WHAT THE TASK ASKS: Leave the pictures out and transcribe every record exactly.

Data excerpts:
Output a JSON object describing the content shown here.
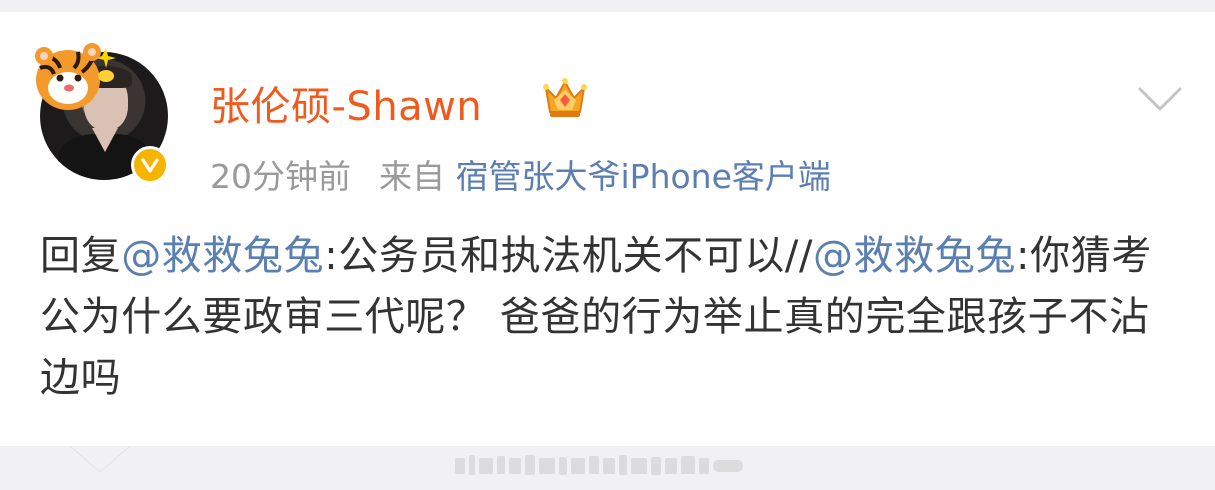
{
  "post": {
    "username": "张伦硕-Shawn",
    "timestamp": "20分钟前",
    "source_prefix": "来自",
    "source_client": "宿管张大爷iPhone客户端",
    "content_parts": [
      {
        "type": "text",
        "text": "回复"
      },
      {
        "type": "mention",
        "text": "@救救兔兔"
      },
      {
        "type": "text",
        "text": ":公务员和执法机关不可以//"
      },
      {
        "type": "mention",
        "text": "@救救兔兔"
      },
      {
        "type": "text",
        "text": ":你猜考公为什么要政审三代呢？ 爸爸的行为举止真的完全跟孩子不沾边吗"
      }
    ]
  },
  "icons": {
    "verify": "verified-badge-icon",
    "crown": "vip-crown-icon",
    "menu": "chevron-down-icon"
  },
  "colors": {
    "username": "#f15a1e",
    "link": "#5b7fb0",
    "meta": "#9a9a9a",
    "text": "#333333",
    "badge": "#f4b400"
  }
}
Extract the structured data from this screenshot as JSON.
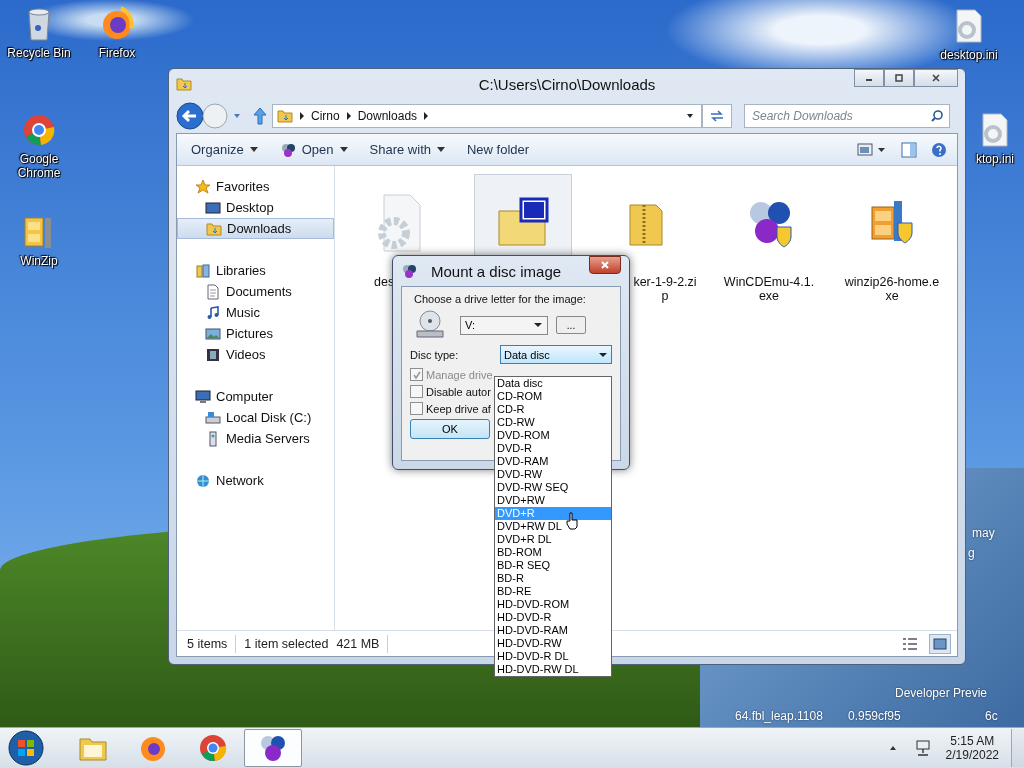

RESULT:
Output a JSON object describing the content shown here.
{
  "post": {
    "username": "张伦硕-Shawn",
    "timestamp": "20分钟前",
    "source_prefix": "来自",
    "source_client": "宿管张大爷iPhone客户端",
    "content_parts": [
      {
        "type": "text",
        "text": "回复"
      },
      {
        "type": "mention",
        "text": "@救救兔兔"
      },
      {
        "type": "text",
        "text": ":公务员和执法机关不可以//"
      },
      {
        "type": "mention",
        "text": "@救救兔兔"
      },
      {
        "type": "text",
        "text": ":你猜考公为什么要政审三代呢？ 爸爸的行为举止真的完全跟孩子不沾边吗"
      }
    ]
  },
  "icons": {
    "verify": "verified-badge-icon",
    "crown": "vip-crown-icon",
    "menu": "chevron-down-icon"
  },
  "colors": {
    "username": "#f15a1e",
    "link": "#5b7fb0",
    "meta": "#9a9a9a",
    "text": "#333333",
    "badge": "#f4b400"
  }
}
Extract the structured data from this screenshot as JSON.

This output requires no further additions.